What to do:
Make an exact copy of each entry, leaving out every picture.

Entries shown:

________________________________________

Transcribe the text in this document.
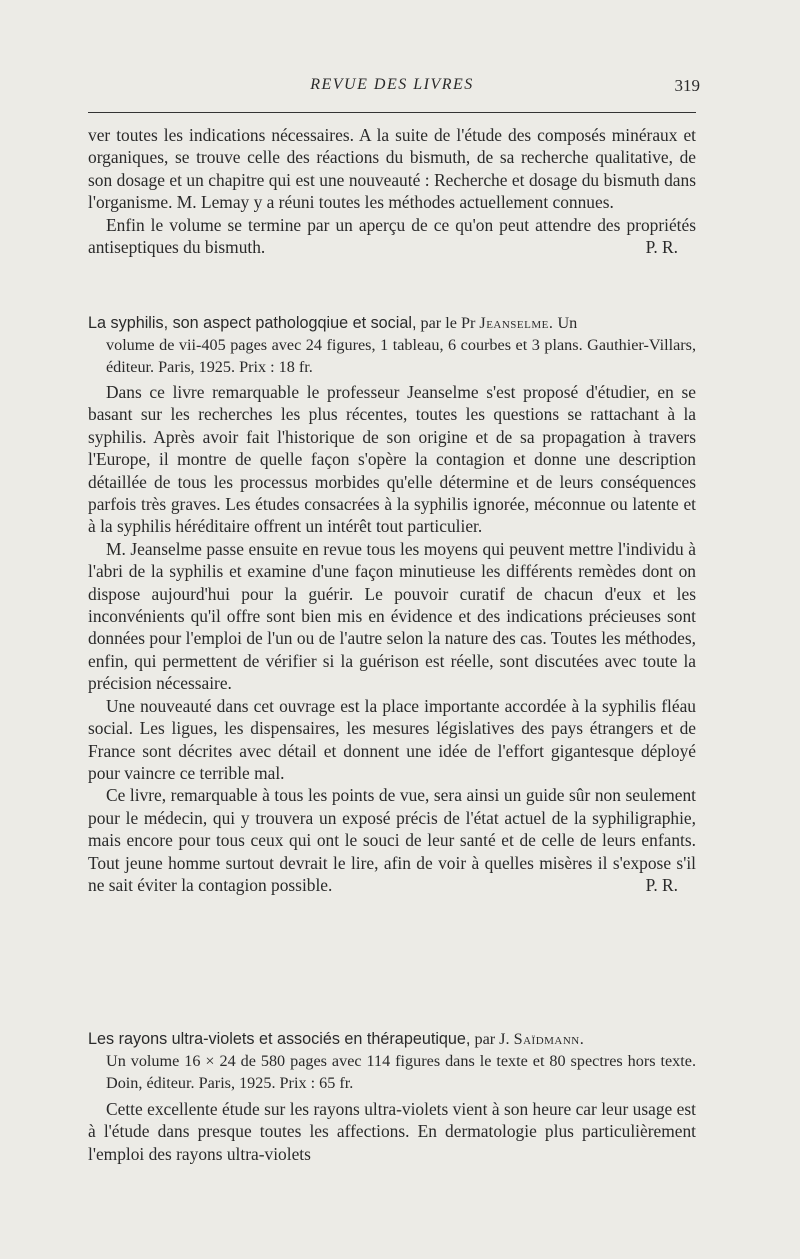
REVUE DES LIVRES	319

ver toutes les indications nécessaires. A la suite de l'étude des composés minéraux et organiques, se trouve celle des réactions du bismuth, de sa recherche qualitative, de son dosage et un chapitre qui est une nouveauté : Recherche et dosage du bismuth dans l'organisme. M. Lemay y a réuni toutes les méthodes actuellement connues.

Enfin le volume se termine par un aperçu de ce qu'on peut attendre des propriétés antiseptiques du bismuth.	P. R.

La syphilis, son aspect pathologqiue et social, par le Pr Jeanselme. Un
volume de vii-405 pages avec 24 figures, 1 tableau, 6 courbes et 3 plans. Gauthier-Villars, éditeur. Paris, 1925. Prix : 18 fr.

Dans ce livre remarquable le professeur Jeanselme s'est proposé d'étudier, en se basant sur les recherches les plus récentes, toutes les questions se rattachant à la syphilis. Après avoir fait l'historique de son origine et de sa propagation à travers l'Europe, il montre de quelle façon s'opère la contagion et donne une description détaillée de tous les processus morbides qu'elle détermine et de leurs conséquences parfois très graves. Les études consacrées à la syphilis ignorée, méconnue ou latente et à la syphilis héréditaire offrent un intérêt tout particulier.

M. Jeanselme passe ensuite en revue tous les moyens qui peuvent mettre l'individu à l'abri de la syphilis et examine d'une façon minutieuse les différents remèdes dont on dispose aujourd'hui pour la guérir. Le pouvoir curatif de chacun d'eux et les inconvénients qu'il offre sont bien mis en évidence et des indications précieuses sont données pour l'emploi de l'un ou de l'autre selon la nature des cas. Toutes les méthodes, enfin, qui permettent de vérifier si la guérison est réelle, sont discutées avec toute la précision nécessaire.

Une nouveauté dans cet ouvrage est la place importante accordée à la syphilis fléau social. Les ligues, les dispensaires, les mesures législatives des pays étrangers et de France sont décrites avec détail et donnent une idée de l'effort gigantesque déployé pour vaincre ce terrible mal.

Ce livre, remarquable à tous les points de vue, sera ainsi un guide sûr non seulement pour le médecin, qui y trouvera un exposé précis de l'état actuel de la syphiligraphie, mais encore pour tous ceux qui ont le souci de leur santé et de celle de leurs enfants. Tout jeune homme surtout devrait le lire, afin de voir à quelles misères il s'expose s'il ne sait éviter la contagion possible.	P. R.

Les rayons ultra-violets et associés en thérapeutique, par J. Saïdmann.
Un volume 16 × 24 de 580 pages avec 114 figures dans le texte et 80 spectres hors texte. Doin, éditeur. Paris, 1925. Prix : 65 fr.

Cette excellente étude sur les rayons ultra-violets vient à son heure car leur usage est à l'étude dans presque toutes les affections. En dermatologie plus particulièrement l'emploi des rayons ultra-violets
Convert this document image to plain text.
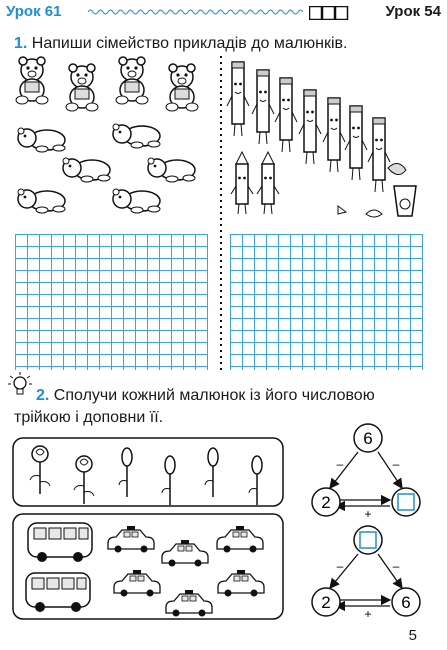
Урок 61	Урок 54
1. Напиши сімейство прикладів до малюнків.
2. Сполучи кожний малюнок із його числовою
трійкою і доповни її.
6
2
–	–
+
2	6
–	–
+
5
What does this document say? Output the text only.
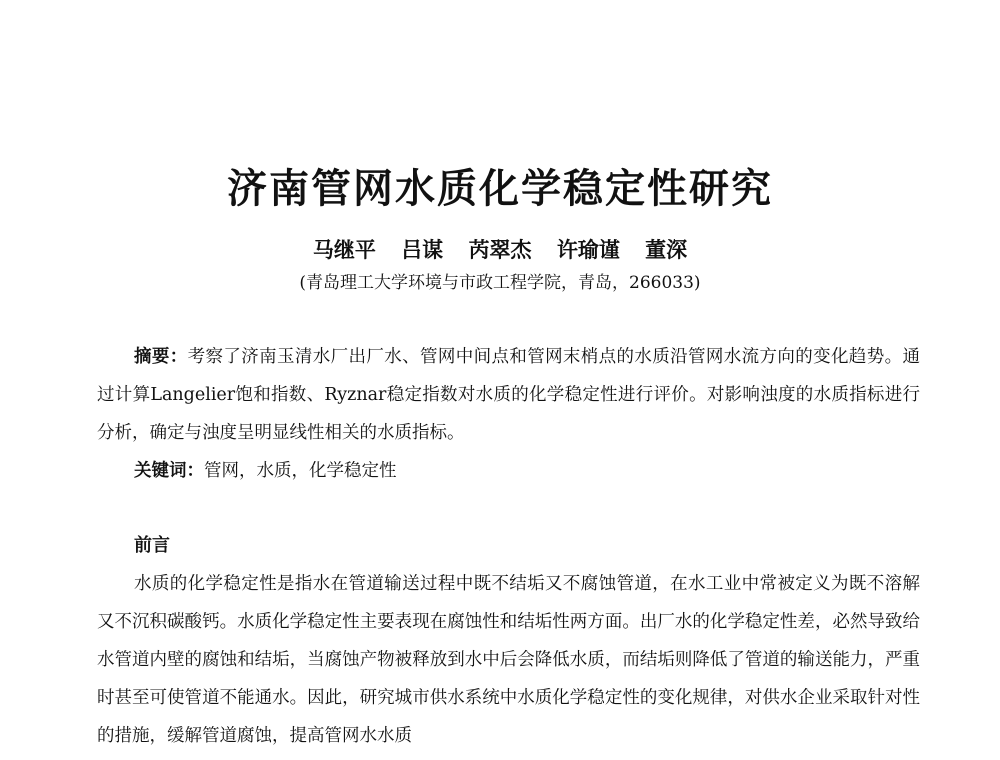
济南管网水质化学稳定性研究
马继平 吕谋 芮翠杰 许瑜谨 董深
(青岛理工大学环境与市政工程学院，青岛，266033)

摘要：考察了济南玉清水厂出厂水、管网中间点和管网末梢点的水质沿管网水流方向的变化趋势。通过计算Langelier饱和指数、Ryznar稳定指数对水质的化学稳定性进行评价。对影响浊度的水质指标进行分析，确定与浊度呈明显线性相关的水质指标。

关键词：管网，水质，化学稳定性
前言

水质的化学稳定性是指水在管道输送过程中既不结垢又不腐蚀管道，在水工业中常被定义为既不溶解又不沉积碳酸钙。水质化学稳定性主要表现在腐蚀性和结垢性两方面。出厂水的化学稳定性差，必然导致给水管道内壁的腐蚀和结垢，当腐蚀产物被释放到水中后会降低水质，而结垢则降低了管道的输送能力，严重时甚至可使管道不能通水。因此，研究城市供水系统中水质化学稳定性的变化规律，对供水企业采取针对性的措施，缓解管道腐蚀，提高管网水水质
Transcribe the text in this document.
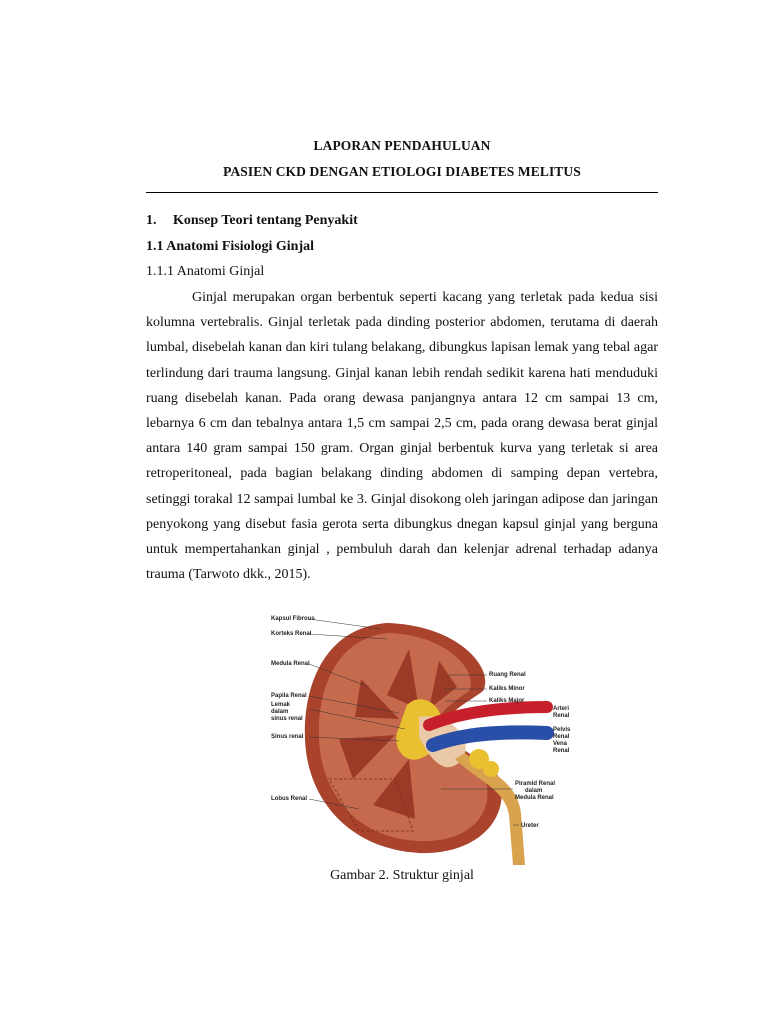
LAPORAN PENDAHULUAN
PASIEN CKD DENGAN ETIOLOGI DIABETES MELITUS
1. Konsep Teori tentang Penyakit
1.1 Anatomi Fisiologi Ginjal
1.1.1 Anatomi Ginjal

Ginjal merupakan organ berbentuk seperti kacang yang terletak pada kedua sisi kolumna vertebralis. Ginjal terletak pada dinding posterior abdomen, terutama di daerah lumbal, disebelah kanan dan kiri tulang belakang, dibungkus lapisan lemak yang tebal agar terlindung dari trauma langsung. Ginjal kanan lebih rendah sedikit karena hati menduduki ruang disebelah kanan. Pada orang dewasa panjangnya antara 12 cm sampai 13 cm, lebarnya 6 cm dan tebalnya antara 1,5 cm sampai 2,5 cm, pada orang dewasa berat ginjal antara 140 gram sampai 150 gram. Organ ginjal berbentuk kurva yang terletak si area retroperitoneal, pada bagian belakang dinding abdomen di samping depan vertebra, setinggi torakal 12 sampai lumbal ke 3. Ginjal disokong oleh jaringan adipose dan jaringan penyokong yang disebut fasia gerota serta dibungkus dnegan kapsul ginjal yang berguna untuk mempertahankan ginjal , pembuluh darah dan kelenjar adrenal terhadap adanya trauma (Tarwoto dkk., 2015).

Kapsul Fibrous
Korteks Renal
Medula Renal
Papila Renal
Lemak
dalam
sinus renal
Sinus renal
Lobus Renal
Ruang Renal
Kaliks Minor
Kaliks Major
Arteri
Renal
Pelvis
Renal
Vena
Renal
Piramid Renal
dalam
Medula Renal
Ureter
Gambar 2. Struktur ginjal
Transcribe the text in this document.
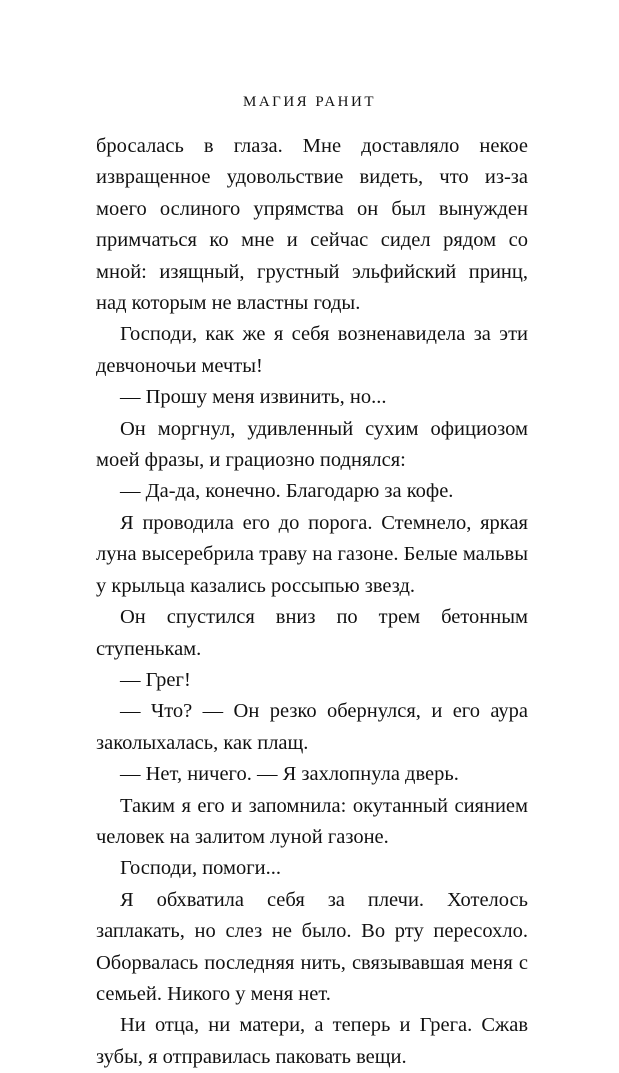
МАГИЯ РАНИТ

бросалась в глаза. Мне доставляло некое извращенное удовольствие видеть, что из-за моего ослиного упрямства он был вынужден примчаться ко мне и сейчас сидел рядом со мной: изящный, грустный эльфийский принц, над которым не властны годы.

Господи, как же я себя возненавидела за эти девчоночьи мечты!

— Прошу меня извинить, но...

Он моргнул, удивленный сухим официозом моей фразы, и грациозно поднялся:

— Да-да, конечно. Благодарю за кофе.

Я проводила его до порога. Стемнело, яркая луна высеребрила траву на газоне. Белые мальвы у крыльца казались россыпью звезд.

Он спустился вниз по трем бетонным ступенькам.

— Грег!

— Что? — Он резко обернулся, и его аура заколыхалась, как плащ.

— Нет, ничего. — Я захлопнула дверь.

Таким я его и запомнила: окутанный сиянием человек на залитом луной газоне.

Господи, помоги...

Я обхватила себя за плечи. Хотелось заплакать, но слез не было. Во рту пересохло. Оборвалась последняя нить, связывавшая меня с семьей. Никого у меня нет.

Ни отца, ни матери, а теперь и Грега. Сжав зубы, я отправилась паковать вещи.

________________________________________

Response to this task:
Transcribe the text in this document.
REVUE DES LIVRES	319

ver toutes les indications nécessaires. A la suite de l'étude des composés minéraux et organiques, se trouve celle des réactions du bismuth, de sa recherche qualitative, de son dosage et un chapitre qui est une nouveauté : Recherche et dosage du bismuth dans l'organisme. M. Lemay y a réuni toutes les méthodes actuellement connues.

Enfin le volume se termine par un aperçu de ce qu'on peut attendre des propriétés antiseptiques du bismuth.	P. R.

La syphilis, son aspect pathologqiue et social, par le Pr Jeanselme. Un
volume de vii-405 pages avec 24 figures, 1 tableau, 6 courbes et 3 plans. Gauthier-Villars, éditeur. Paris, 1925. Prix : 18 fr.

Dans ce livre remarquable le professeur Jeanselme s'est proposé d'étudier, en se basant sur les recherches les plus récentes, toutes les questions se rattachant à la syphilis. Après avoir fait l'historique de son origine et de sa propagation à travers l'Europe, il montre de quelle façon s'opère la contagion et donne une description détaillée de tous les processus morbides qu'elle détermine et de leurs conséquences parfois très graves. Les études consacrées à la syphilis ignorée, méconnue ou latente et à la syphilis héréditaire offrent un intérêt tout particulier.

M. Jeanselme passe ensuite en revue tous les moyens qui peuvent mettre l'individu à l'abri de la syphilis et examine d'une façon minutieuse les différents remèdes dont on dispose aujourd'hui pour la guérir. Le pouvoir curatif de chacun d'eux et les inconvénients qu'il offre sont bien mis en évidence et des indications précieuses sont données pour l'emploi de l'un ou de l'autre selon la nature des cas. Toutes les méthodes, enfin, qui permettent de vérifier si la guérison est réelle, sont discutées avec toute la précision nécessaire.

Une nouveauté dans cet ouvrage est la place importante accordée à la syphilis fléau social. Les ligues, les dispensaires, les mesures législatives des pays étrangers et de France sont décrites avec détail et donnent une idée de l'effort gigantesque déployé pour vaincre ce terrible mal.

Ce livre, remarquable à tous les points de vue, sera ainsi un guide sûr non seulement pour le médecin, qui y trouvera un exposé précis de l'état actuel de la syphiligraphie, mais encore pour tous ceux qui ont le souci de leur santé et de celle de leurs enfants. Tout jeune homme surtout devrait le lire, afin de voir à quelles misères il s'expose s'il ne sait éviter la contagion possible.	P. R.

Les rayons ultra-violets et associés en thérapeutique, par J. Saïdmann.
Un volume 16 × 24 de 580 pages avec 114 figures dans le texte et 80 spectres hors texte. Doin, éditeur. Paris, 1925. Prix : 65 fr.

Cette excellente étude sur les rayons ultra-violets vient à son heure car leur usage est à l'étude dans presque toutes les affections. En dermatologie plus particulièrement l'emploi des rayons ultra-violets
Convert this document image to plain text.
Урок 61	Урок 54
1. Напиши сімейство прикладів до малюнків.
2. Сполучи кожний малюнок із його числовою
трійкою і доповни її.
6
2
–	–
+
2	6
–	–
+
5
What does this document say? Output the text only.
济南管网水质化学稳定性研究
马继平 吕谋 芮翠杰 许瑜谨 董深
(青岛理工大学环境与市政工程学院，青岛，266033)

摘要：考察了济南玉清水厂出厂水、管网中间点和管网末梢点的水质沿管网水流方向的变化趋势。通过计算Langelier饱和指数、Ryznar稳定指数对水质的化学稳定性进行评价。对影响浊度的水质指标进行分析，确定与浊度呈明显线性相关的水质指标。

关键词：管网，水质，化学稳定性
前言

水质的化学稳定性是指水在管道输送过程中既不结垢又不腐蚀管道，在水工业中常被定义为既不溶解又不沉积碳酸钙。水质化学稳定性主要表现在腐蚀性和结垢性两方面。出厂水的化学稳定性差，必然导致给水管道内壁的腐蚀和结垢，当腐蚀产物被释放到水中后会降低水质，而结垢则降低了管道的输送能力，严重时甚至可使管道不能通水。因此，研究城市供水系统中水质化学稳定性的变化规律，对供水企业采取针对性的措施，缓解管道腐蚀，提高管网水水质
Transcribe the text in this document.
LAPORAN PENDAHULUAN
PASIEN CKD DENGAN ETIOLOGI DIABETES MELITUS
1. Konsep Teori tentang Penyakit
1.1 Anatomi Fisiologi Ginjal
1.1.1 Anatomi Ginjal

Ginjal merupakan organ berbentuk seperti kacang yang terletak pada kedua sisi kolumna vertebralis. Ginjal terletak pada dinding posterior abdomen, terutama di daerah lumbal, disebelah kanan dan kiri tulang belakang, dibungkus lapisan lemak yang tebal agar terlindung dari trauma langsung. Ginjal kanan lebih rendah sedikit karena hati menduduki ruang disebelah kanan. Pada orang dewasa panjangnya antara 12 cm sampai 13 cm, lebarnya 6 cm dan tebalnya antara 1,5 cm sampai 2,5 cm, pada orang dewasa berat ginjal antara 140 gram sampai 150 gram. Organ ginjal berbentuk kurva yang terletak si area retroperitoneal, pada bagian belakang dinding abdomen di samping depan vertebra, setinggi torakal 12 sampai lumbal ke 3. Ginjal disokong oleh jaringan adipose dan jaringan penyokong yang disebut fasia gerota serta dibungkus dnegan kapsul ginjal yang berguna untuk mempertahankan ginjal , pembuluh darah dan kelenjar adrenal terhadap adanya trauma (Tarwoto dkk., 2015).

Kapsul Fibrous
Korteks Renal
Medula Renal
Papila Renal
Lemak
dalam
sinus renal
Sinus renal
Lobus Renal
Ruang Renal
Kaliks Minor
Kaliks Major
Arteri
Renal
Pelvis
Renal
Vena
Renal
Piramid Renal
dalam
Medula Renal
Ureter
Gambar 2. Struktur ginjal
Transcribe the text in this document.
МАГИЯ РАНИТ

бросалась в глаза. Мне доставляло некое извращенное удовольствие видеть, что из-за моего ослиного упрямства он был вынужден примчаться ко мне и сейчас сидел рядом со мной: изящный, грустный эльфийский принц, над которым не властны годы.

Господи, как же я себя возненавидела за эти девчоночьи мечты!

— Прошу меня извинить, но...

Он моргнул, удивленный сухим официозом моей фразы, и грациозно поднялся:

— Да-да, конечно. Благодарю за кофе.

Я проводила его до порога. Стемнело, яркая луна высеребрила траву на газоне. Белые мальвы у крыльца казались россыпью звезд.

Он спустился вниз по трем бетонным ступенькам.

— Грег!

— Что? — Он резко обернулся, и его аура заколыхалась, как плащ.

— Нет, ничего. — Я захлопнула дверь.

Таким я его и запомнила: окутанный сиянием человек на залитом луной газоне.

Господи, помоги...

Я обхватила себя за плечи. Хотелось заплакать, но слез не было. Во рту пересохло. Оборвалась последняя нить, связывавшая меня с семьей. Никого у меня нет.

Ни отца, ни матери, а теперь и Грега. Сжав зубы, я отправилась паковать вещи.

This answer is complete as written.